→ **To be done**
The records that follow must be repeated verbatim, every one of them.

** Start of Data to use **

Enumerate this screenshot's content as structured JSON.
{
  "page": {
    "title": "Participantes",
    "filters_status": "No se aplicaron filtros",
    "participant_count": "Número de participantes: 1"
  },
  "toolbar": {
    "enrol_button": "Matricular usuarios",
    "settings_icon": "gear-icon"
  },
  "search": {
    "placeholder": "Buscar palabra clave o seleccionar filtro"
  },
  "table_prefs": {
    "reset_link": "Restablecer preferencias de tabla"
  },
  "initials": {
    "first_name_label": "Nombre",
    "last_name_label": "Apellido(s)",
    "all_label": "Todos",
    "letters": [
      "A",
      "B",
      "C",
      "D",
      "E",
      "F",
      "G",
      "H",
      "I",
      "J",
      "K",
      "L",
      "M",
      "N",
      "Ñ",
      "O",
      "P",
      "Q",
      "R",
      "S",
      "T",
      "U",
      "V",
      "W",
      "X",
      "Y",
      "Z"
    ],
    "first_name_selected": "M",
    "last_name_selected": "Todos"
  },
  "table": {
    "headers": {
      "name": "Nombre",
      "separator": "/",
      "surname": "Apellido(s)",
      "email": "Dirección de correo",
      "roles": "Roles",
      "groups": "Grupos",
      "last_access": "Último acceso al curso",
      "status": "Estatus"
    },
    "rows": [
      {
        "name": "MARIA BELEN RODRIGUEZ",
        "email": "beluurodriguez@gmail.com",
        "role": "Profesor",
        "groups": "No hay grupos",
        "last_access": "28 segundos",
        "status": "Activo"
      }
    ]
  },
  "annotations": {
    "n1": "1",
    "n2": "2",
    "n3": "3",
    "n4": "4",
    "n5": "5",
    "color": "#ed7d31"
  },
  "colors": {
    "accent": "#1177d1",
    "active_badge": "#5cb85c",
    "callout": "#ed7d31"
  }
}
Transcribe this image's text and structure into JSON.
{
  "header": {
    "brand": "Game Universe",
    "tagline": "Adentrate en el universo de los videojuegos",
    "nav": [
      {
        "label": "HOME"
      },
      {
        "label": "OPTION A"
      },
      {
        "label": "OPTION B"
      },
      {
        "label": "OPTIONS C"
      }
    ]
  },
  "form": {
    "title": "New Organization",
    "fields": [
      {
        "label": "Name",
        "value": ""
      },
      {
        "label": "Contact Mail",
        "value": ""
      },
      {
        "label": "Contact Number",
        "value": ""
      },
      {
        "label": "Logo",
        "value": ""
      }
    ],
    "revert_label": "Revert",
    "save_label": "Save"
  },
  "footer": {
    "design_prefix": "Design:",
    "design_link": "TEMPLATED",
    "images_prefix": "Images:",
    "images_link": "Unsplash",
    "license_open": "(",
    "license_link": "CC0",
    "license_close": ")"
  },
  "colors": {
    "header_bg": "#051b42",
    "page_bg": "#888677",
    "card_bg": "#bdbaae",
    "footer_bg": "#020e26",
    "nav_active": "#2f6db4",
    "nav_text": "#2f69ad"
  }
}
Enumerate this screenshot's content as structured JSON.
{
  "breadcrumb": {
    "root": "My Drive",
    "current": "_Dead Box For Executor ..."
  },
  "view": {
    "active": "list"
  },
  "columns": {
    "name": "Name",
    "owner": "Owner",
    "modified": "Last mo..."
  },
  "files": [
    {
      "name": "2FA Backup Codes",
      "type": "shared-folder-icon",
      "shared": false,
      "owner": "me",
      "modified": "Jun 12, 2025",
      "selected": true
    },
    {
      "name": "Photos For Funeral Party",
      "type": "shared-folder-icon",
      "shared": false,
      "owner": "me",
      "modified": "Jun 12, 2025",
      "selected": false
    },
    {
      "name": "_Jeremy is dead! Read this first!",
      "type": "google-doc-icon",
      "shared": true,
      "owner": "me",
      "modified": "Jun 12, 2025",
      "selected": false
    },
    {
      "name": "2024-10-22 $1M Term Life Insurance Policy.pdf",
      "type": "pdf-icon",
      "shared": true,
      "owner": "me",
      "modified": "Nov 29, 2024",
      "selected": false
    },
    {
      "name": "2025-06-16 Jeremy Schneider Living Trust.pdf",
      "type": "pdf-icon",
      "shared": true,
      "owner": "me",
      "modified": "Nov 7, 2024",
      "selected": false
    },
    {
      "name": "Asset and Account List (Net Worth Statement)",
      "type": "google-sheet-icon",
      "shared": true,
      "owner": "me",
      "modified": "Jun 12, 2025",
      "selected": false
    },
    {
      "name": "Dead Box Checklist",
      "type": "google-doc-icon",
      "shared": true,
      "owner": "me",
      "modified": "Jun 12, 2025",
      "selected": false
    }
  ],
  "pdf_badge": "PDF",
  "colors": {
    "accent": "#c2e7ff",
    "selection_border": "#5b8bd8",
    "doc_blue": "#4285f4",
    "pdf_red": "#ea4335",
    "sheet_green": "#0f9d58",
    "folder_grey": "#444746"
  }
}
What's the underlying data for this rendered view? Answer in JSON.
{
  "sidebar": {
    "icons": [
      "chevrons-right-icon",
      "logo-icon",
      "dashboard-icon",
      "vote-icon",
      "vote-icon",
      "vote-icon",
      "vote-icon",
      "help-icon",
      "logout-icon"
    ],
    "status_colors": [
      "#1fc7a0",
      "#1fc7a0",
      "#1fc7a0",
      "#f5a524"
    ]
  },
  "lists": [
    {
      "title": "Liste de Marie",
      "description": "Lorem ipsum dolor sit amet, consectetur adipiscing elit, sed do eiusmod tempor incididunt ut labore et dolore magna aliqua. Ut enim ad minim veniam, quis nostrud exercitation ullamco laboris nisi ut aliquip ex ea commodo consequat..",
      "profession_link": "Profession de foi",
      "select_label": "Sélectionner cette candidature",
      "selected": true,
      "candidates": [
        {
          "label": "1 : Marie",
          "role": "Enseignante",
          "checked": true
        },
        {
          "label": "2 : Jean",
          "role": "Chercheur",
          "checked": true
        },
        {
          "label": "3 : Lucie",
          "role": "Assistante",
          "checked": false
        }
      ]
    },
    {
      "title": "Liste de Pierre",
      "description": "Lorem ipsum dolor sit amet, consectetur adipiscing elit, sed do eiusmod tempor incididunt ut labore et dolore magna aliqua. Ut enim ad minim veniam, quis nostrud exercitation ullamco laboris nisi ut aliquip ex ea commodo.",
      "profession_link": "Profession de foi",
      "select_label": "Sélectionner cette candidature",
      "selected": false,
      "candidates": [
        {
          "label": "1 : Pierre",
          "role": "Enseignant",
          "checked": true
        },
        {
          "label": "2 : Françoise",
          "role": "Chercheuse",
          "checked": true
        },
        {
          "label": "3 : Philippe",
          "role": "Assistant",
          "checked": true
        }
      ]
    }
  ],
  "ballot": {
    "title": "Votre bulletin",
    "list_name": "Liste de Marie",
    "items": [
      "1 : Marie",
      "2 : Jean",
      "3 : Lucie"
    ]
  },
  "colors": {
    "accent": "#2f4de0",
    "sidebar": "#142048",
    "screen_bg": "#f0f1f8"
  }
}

** End of Data to use **

→ **Exercise response**
Enumerate this screenshot's content as structured JSON.
{
  "page": {
    "title": "Participantes",
    "filters_status": "No se aplicaron filtros",
    "participant_count": "Número de participantes: 1"
  },
  "toolbar": {
    "enrol_button": "Matricular usuarios",
    "settings_icon": "gear-icon"
  },
  "search": {
    "placeholder": "Buscar palabra clave o seleccionar filtro"
  },
  "table_prefs": {
    "reset_link": "Restablecer preferencias de tabla"
  },
  "initials": {
    "first_name_label": "Nombre",
    "last_name_label": "Apellido(s)",
    "all_label": "Todos",
    "letters": [
      "A",
      "B",
      "C",
      "D",
      "E",
      "F",
      "G",
      "H",
      "I",
      "J",
      "K",
      "L",
      "M",
      "N",
      "Ñ",
      "O",
      "P",
      "Q",
      "R",
      "S",
      "T",
      "U",
      "V",
      "W",
      "X",
      "Y",
      "Z"
    ],
    "first_name_selected": "M",
    "last_name_selected": "Todos"
  },
  "table": {
    "headers": {
      "name": "Nombre",
      "separator": "/",
      "surname": "Apellido(s)",
      "email": "Dirección de correo",
      "roles": "Roles",
      "groups": "Grupos",
      "last_access": "Último acceso al curso",
      "status": "Estatus"
    },
    "rows": [
      {
        "name": "MARIA BELEN RODRIGUEZ",
        "email": "beluurodriguez@gmail.com",
        "role": "Profesor",
        "groups": "No hay grupos",
        "last_access": "28 segundos",
        "status": "Activo"
      }
    ]
  },
  "annotations": {
    "n1": "1",
    "n2": "2",
    "n3": "3",
    "n4": "4",
    "n5": "5",
    "color": "#ed7d31"
  },
  "colors": {
    "accent": "#1177d1",
    "active_badge": "#5cb85c",
    "callout": "#ed7d31"
  }
}
Transcribe this image's text and structure into JSON.
{
  "header": {
    "brand": "Game Universe",
    "tagline": "Adentrate en el universo de los videojuegos",
    "nav": [
      {
        "label": "HOME"
      },
      {
        "label": "OPTION A"
      },
      {
        "label": "OPTION B"
      },
      {
        "label": "OPTIONS C"
      }
    ]
  },
  "form": {
    "title": "New Organization",
    "fields": [
      {
        "label": "Name",
        "value": ""
      },
      {
        "label": "Contact Mail",
        "value": ""
      },
      {
        "label": "Contact Number",
        "value": ""
      },
      {
        "label": "Logo",
        "value": ""
      }
    ],
    "revert_label": "Revert",
    "save_label": "Save"
  },
  "footer": {
    "design_prefix": "Design:",
    "design_link": "TEMPLATED",
    "images_prefix": "Images:",
    "images_link": "Unsplash",
    "license_open": "(",
    "license_link": "CC0",
    "license_close": ")"
  },
  "colors": {
    "header_bg": "#051b42",
    "page_bg": "#888677",
    "card_bg": "#bdbaae",
    "footer_bg": "#020e26",
    "nav_active": "#2f6db4",
    "nav_text": "#2f69ad"
  }
}
Enumerate this screenshot's content as structured JSON.
{
  "breadcrumb": {
    "root": "My Drive",
    "current": "_Dead Box For Executor ..."
  },
  "view": {
    "active": "list"
  },
  "columns": {
    "name": "Name",
    "owner": "Owner",
    "modified": "Last mo..."
  },
  "files": [
    {
      "name": "2FA Backup Codes",
      "type": "shared-folder-icon",
      "shared": false,
      "owner": "me",
      "modified": "Jun 12, 2025",
      "selected": true
    },
    {
      "name": "Photos For Funeral Party",
      "type": "shared-folder-icon",
      "shared": false,
      "owner": "me",
      "modified": "Jun 12, 2025",
      "selected": false
    },
    {
      "name": "_Jeremy is dead! Read this first!",
      "type": "google-doc-icon",
      "shared": true,
      "owner": "me",
      "modified": "Jun 12, 2025",
      "selected": false
    },
    {
      "name": "2024-10-22 $1M Term Life Insurance Policy.pdf",
      "type": "pdf-icon",
      "shared": true,
      "owner": "me",
      "modified": "Nov 29, 2024",
      "selected": false
    },
    {
      "name": "2025-06-16 Jeremy Schneider Living Trust.pdf",
      "type": "pdf-icon",
      "shared": true,
      "owner": "me",
      "modified": "Nov 7, 2024",
      "selected": false
    },
    {
      "name": "Asset and Account List (Net Worth Statement)",
      "type": "google-sheet-icon",
      "shared": true,
      "owner": "me",
      "modified": "Jun 12, 2025",
      "selected": false
    },
    {
      "name": "Dead Box Checklist",
      "type": "google-doc-icon",
      "shared": true,
      "owner": "me",
      "modified": "Jun 12, 2025",
      "selected": false
    }
  ],
  "pdf_badge": "PDF",
  "colors": {
    "accent": "#c2e7ff",
    "selection_border": "#5b8bd8",
    "doc_blue": "#4285f4",
    "pdf_red": "#ea4335",
    "sheet_green": "#0f9d58",
    "folder_grey": "#444746"
  }
}
What's the underlying data for this rendered view? Answer in JSON.
{
  "sidebar": {
    "icons": [
      "chevrons-right-icon",
      "logo-icon",
      "dashboard-icon",
      "vote-icon",
      "vote-icon",
      "vote-icon",
      "vote-icon",
      "help-icon",
      "logout-icon"
    ],
    "status_colors": [
      "#1fc7a0",
      "#1fc7a0",
      "#1fc7a0",
      "#f5a524"
    ]
  },
  "lists": [
    {
      "title": "Liste de Marie",
      "description": "Lorem ipsum dolor sit amet, consectetur adipiscing elit, sed do eiusmod tempor incididunt ut labore et dolore magna aliqua. Ut enim ad minim veniam, quis nostrud exercitation ullamco laboris nisi ut aliquip ex ea commodo consequat..",
      "profession_link": "Profession de foi",
      "select_label": "Sélectionner cette candidature",
      "selected": true,
      "candidates": [
        {
          "label": "1 : Marie",
          "role": "Enseignante",
          "checked": true
        },
        {
          "label": "2 : Jean",
          "role": "Chercheur",
          "checked": true
        },
        {
          "label": "3 : Lucie",
          "role": "Assistante",
          "checked": false
        }
      ]
    },
    {
      "title": "Liste de Pierre",
      "description": "Lorem ipsum dolor sit amet, consectetur adipiscing elit, sed do eiusmod tempor incididunt ut labore et dolore magna aliqua. Ut enim ad minim veniam, quis nostrud exercitation ullamco laboris nisi ut aliquip ex ea commodo.",
      "profession_link": "Profession de foi",
      "select_label": "Sélectionner cette candidature",
      "selected": false,
      "candidates": [
        {
          "label": "1 : Pierre",
          "role": "Enseignant",
          "checked": true
        },
        {
          "label": "2 : Françoise",
          "role": "Chercheuse",
          "checked": true
        },
        {
          "label": "3 : Philippe",
          "role": "Assistant",
          "checked": true
        }
      ]
    }
  ],
  "ballot": {
    "title": "Votre bulletin",
    "list_name": "Liste de Marie",
    "items": [
      "1 : Marie",
      "2 : Jean",
      "3 : Lucie"
    ]
  },
  "colors": {
    "accent": "#2f4de0",
    "sidebar": "#142048",
    "screen_bg": "#f0f1f8"
  }
}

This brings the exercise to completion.